* What you need to do *
Images excluded, repeat each entry below exactly.

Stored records

★ ★ ★ ★ ★ ★ ★

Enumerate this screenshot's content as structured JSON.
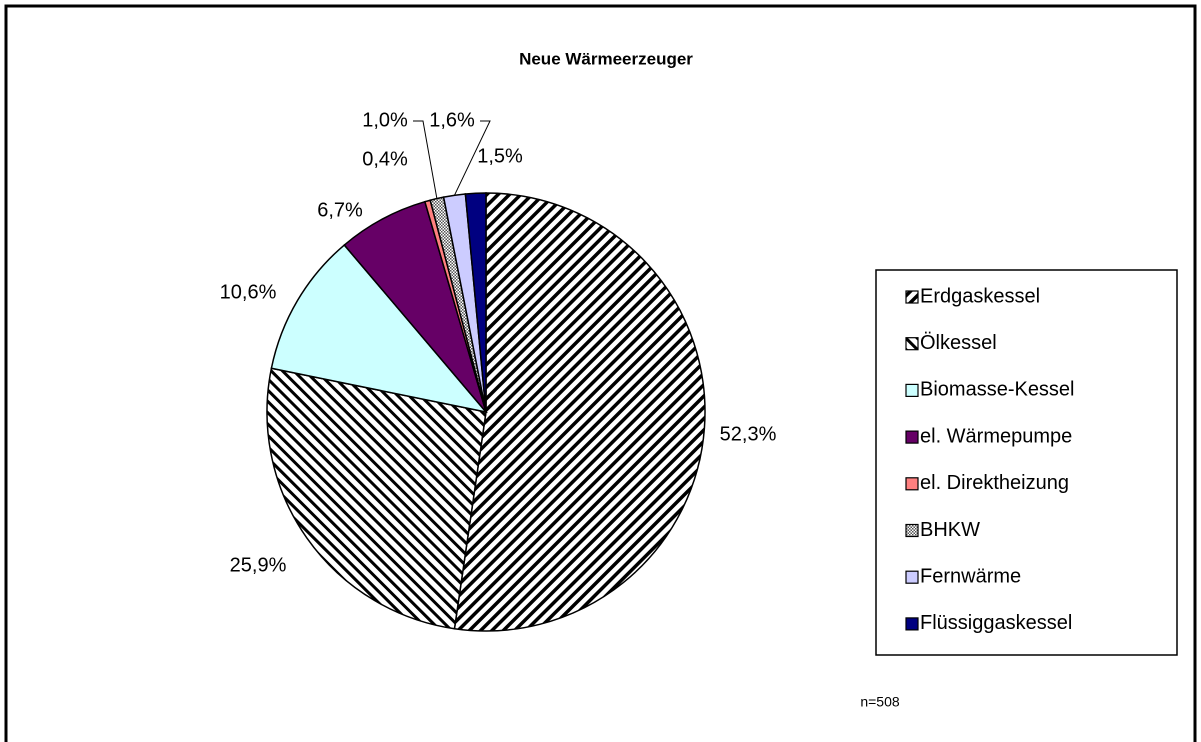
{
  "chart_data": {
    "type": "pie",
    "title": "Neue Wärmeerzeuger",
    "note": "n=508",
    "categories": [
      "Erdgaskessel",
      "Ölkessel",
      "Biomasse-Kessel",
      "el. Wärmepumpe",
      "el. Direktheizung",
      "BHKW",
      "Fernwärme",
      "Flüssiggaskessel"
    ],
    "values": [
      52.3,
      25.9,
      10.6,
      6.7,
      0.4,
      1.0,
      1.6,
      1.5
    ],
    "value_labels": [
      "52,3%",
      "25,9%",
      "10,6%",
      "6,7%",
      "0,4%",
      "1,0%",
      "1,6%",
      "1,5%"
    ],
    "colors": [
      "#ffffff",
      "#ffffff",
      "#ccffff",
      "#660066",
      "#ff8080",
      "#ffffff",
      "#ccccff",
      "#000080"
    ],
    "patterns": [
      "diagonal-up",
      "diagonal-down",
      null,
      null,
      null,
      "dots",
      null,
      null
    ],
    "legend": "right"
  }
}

★ ★ ★ ★ ★ ★ ★

* Written answer *
Enumerate this screenshot's content as structured JSON.
{
  "chart_data": {
    "type": "pie",
    "title": "Neue Wärmeerzeuger",
    "note": "n=508",
    "categories": [
      "Erdgaskessel",
      "Ölkessel",
      "Biomasse-Kessel",
      "el. Wärmepumpe",
      "el. Direktheizung",
      "BHKW",
      "Fernwärme",
      "Flüssiggaskessel"
    ],
    "values": [
      52.3,
      25.9,
      10.6,
      6.7,
      0.4,
      1.0,
      1.6,
      1.5
    ],
    "value_labels": [
      "52,3%",
      "25,9%",
      "10,6%",
      "6,7%",
      "0,4%",
      "1,0%",
      "1,6%",
      "1,5%"
    ],
    "colors": [
      "#ffffff",
      "#ffffff",
      "#ccffff",
      "#660066",
      "#ff8080",
      "#ffffff",
      "#ccccff",
      "#000080"
    ],
    "patterns": [
      "diagonal-up",
      "diagonal-down",
      null,
      null,
      null,
      "dots",
      null,
      null
    ],
    "legend": "right"
  }
}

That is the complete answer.